**Problem to solve:** Filter this material down to the lines that hold "populates", copying each one.

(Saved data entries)
--*--
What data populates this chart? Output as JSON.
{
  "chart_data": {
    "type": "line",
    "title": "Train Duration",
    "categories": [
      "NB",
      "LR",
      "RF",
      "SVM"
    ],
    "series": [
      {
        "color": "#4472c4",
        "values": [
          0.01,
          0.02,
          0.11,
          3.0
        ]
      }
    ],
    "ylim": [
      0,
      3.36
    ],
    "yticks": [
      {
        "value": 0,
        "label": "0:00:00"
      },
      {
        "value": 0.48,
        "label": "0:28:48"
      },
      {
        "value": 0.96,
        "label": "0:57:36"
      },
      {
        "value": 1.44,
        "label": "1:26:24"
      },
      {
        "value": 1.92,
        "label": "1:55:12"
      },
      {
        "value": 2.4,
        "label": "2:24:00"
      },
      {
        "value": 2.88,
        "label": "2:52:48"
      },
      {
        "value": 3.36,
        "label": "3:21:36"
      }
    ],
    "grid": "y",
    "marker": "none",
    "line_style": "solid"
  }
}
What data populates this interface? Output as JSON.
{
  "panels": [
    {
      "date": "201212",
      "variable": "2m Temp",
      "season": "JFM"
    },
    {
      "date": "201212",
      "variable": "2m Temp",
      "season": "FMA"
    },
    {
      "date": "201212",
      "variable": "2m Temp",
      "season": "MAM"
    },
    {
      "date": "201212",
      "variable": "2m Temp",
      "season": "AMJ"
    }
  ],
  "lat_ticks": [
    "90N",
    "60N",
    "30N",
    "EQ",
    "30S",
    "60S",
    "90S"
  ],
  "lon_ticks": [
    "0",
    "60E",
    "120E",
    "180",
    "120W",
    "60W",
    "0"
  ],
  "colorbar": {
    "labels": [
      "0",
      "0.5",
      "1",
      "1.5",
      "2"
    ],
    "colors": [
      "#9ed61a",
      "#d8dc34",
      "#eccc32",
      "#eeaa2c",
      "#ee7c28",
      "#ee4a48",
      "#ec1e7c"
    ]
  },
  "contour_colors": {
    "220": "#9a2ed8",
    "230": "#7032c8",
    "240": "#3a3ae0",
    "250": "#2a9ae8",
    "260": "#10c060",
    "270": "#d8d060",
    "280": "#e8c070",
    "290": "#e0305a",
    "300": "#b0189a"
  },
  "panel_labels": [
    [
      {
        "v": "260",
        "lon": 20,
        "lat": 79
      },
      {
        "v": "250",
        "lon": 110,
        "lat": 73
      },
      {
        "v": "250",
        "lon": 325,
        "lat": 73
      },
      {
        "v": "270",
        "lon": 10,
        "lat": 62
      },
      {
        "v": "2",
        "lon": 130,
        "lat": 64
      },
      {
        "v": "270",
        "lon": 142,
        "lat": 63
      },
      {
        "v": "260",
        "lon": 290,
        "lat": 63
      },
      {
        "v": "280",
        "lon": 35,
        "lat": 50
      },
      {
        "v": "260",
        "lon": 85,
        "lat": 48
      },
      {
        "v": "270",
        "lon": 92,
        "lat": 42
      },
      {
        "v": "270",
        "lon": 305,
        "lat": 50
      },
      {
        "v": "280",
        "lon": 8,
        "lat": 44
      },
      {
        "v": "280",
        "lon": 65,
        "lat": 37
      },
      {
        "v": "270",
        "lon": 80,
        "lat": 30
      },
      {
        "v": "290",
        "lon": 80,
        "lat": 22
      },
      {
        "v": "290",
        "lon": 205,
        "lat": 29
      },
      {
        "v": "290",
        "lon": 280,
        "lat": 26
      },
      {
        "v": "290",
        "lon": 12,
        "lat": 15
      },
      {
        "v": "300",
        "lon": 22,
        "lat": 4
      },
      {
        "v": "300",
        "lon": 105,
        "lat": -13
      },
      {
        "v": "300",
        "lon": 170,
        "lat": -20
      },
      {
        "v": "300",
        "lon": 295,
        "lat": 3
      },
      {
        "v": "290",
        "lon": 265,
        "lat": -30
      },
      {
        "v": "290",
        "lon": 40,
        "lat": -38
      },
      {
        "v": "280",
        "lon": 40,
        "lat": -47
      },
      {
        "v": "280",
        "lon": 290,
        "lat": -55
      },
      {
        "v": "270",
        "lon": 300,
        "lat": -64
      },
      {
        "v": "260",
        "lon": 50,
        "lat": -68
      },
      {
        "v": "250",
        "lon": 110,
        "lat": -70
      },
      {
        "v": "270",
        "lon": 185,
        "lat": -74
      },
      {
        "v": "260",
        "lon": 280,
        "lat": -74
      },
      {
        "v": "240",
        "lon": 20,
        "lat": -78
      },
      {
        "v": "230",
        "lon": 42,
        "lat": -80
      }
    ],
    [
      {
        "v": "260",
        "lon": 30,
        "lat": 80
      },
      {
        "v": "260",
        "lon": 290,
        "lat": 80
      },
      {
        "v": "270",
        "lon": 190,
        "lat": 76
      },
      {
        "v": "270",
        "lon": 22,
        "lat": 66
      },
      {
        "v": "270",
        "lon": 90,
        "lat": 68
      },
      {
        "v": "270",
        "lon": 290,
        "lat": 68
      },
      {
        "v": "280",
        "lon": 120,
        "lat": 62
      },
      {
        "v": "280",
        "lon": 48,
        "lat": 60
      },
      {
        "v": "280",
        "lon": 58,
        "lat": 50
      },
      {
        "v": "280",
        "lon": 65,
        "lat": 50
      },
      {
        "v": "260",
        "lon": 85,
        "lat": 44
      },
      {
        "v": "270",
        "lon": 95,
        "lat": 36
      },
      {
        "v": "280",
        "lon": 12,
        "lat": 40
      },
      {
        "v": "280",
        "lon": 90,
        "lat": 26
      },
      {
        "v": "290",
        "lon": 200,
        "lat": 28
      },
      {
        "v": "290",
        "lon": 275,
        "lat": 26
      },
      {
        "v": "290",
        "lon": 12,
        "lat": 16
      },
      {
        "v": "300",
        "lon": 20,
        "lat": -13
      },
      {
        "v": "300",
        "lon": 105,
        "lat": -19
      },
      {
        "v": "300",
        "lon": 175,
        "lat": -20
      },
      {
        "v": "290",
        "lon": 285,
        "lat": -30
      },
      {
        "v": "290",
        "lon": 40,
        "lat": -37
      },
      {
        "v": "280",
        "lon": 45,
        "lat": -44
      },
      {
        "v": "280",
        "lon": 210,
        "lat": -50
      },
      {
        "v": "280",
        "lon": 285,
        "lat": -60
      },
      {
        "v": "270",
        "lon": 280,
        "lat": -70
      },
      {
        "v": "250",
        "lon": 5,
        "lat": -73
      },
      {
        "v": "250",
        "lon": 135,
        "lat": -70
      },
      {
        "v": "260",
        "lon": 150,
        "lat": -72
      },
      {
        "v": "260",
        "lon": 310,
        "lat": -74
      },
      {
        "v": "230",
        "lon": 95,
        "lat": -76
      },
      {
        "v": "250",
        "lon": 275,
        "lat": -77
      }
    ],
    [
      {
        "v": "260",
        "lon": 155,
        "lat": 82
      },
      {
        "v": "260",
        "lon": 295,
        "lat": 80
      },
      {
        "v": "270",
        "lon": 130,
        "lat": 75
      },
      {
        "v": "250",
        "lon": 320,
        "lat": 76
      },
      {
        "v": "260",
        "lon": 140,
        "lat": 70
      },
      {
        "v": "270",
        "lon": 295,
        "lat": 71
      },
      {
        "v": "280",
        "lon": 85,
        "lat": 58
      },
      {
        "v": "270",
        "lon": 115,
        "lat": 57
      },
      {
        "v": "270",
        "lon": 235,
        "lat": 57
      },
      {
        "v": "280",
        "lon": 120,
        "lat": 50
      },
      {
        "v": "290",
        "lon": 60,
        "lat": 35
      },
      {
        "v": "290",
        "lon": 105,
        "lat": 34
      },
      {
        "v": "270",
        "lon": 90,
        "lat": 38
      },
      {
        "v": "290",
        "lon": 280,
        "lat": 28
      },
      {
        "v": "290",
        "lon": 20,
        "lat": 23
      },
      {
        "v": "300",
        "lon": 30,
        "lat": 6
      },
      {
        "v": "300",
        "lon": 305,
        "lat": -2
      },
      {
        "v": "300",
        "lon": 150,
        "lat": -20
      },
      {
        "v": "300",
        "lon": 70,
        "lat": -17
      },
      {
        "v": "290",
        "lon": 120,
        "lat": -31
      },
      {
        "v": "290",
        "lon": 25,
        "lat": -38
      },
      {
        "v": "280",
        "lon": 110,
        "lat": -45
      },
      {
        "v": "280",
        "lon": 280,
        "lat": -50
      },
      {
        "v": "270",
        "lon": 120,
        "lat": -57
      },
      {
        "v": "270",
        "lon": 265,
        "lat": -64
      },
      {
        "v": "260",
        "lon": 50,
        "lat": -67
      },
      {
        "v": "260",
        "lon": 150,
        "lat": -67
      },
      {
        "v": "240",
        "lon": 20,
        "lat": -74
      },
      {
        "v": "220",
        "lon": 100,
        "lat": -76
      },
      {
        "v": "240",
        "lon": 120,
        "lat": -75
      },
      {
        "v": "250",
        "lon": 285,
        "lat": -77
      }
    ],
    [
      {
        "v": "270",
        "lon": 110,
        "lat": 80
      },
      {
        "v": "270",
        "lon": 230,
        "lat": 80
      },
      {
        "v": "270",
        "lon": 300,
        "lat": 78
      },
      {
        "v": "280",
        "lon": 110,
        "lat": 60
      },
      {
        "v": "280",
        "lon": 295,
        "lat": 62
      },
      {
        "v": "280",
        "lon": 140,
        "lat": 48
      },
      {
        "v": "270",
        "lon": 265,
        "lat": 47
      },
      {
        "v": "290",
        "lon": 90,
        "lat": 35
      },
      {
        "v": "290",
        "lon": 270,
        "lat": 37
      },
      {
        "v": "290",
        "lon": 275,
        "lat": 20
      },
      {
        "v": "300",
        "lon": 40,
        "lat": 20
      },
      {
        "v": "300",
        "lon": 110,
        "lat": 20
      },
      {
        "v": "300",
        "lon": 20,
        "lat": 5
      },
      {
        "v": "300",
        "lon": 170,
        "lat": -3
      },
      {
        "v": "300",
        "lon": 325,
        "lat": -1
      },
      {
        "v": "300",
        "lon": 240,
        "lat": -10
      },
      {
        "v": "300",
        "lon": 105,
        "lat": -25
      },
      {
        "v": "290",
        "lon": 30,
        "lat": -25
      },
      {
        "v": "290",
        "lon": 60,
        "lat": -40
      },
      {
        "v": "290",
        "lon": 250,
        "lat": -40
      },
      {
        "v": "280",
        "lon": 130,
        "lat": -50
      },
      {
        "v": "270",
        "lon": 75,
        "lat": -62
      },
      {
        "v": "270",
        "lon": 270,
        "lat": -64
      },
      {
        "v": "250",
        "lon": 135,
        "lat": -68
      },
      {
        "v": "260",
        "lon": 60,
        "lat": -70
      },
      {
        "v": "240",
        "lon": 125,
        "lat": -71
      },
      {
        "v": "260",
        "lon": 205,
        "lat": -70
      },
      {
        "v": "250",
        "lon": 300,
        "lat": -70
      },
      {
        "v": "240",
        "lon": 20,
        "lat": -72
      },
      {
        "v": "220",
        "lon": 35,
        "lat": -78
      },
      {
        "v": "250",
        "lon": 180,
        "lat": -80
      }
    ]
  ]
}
--*--
**Solved exercise:**
What data populates this chart? Output as JSON.
What data populates this interface? Output as JSON.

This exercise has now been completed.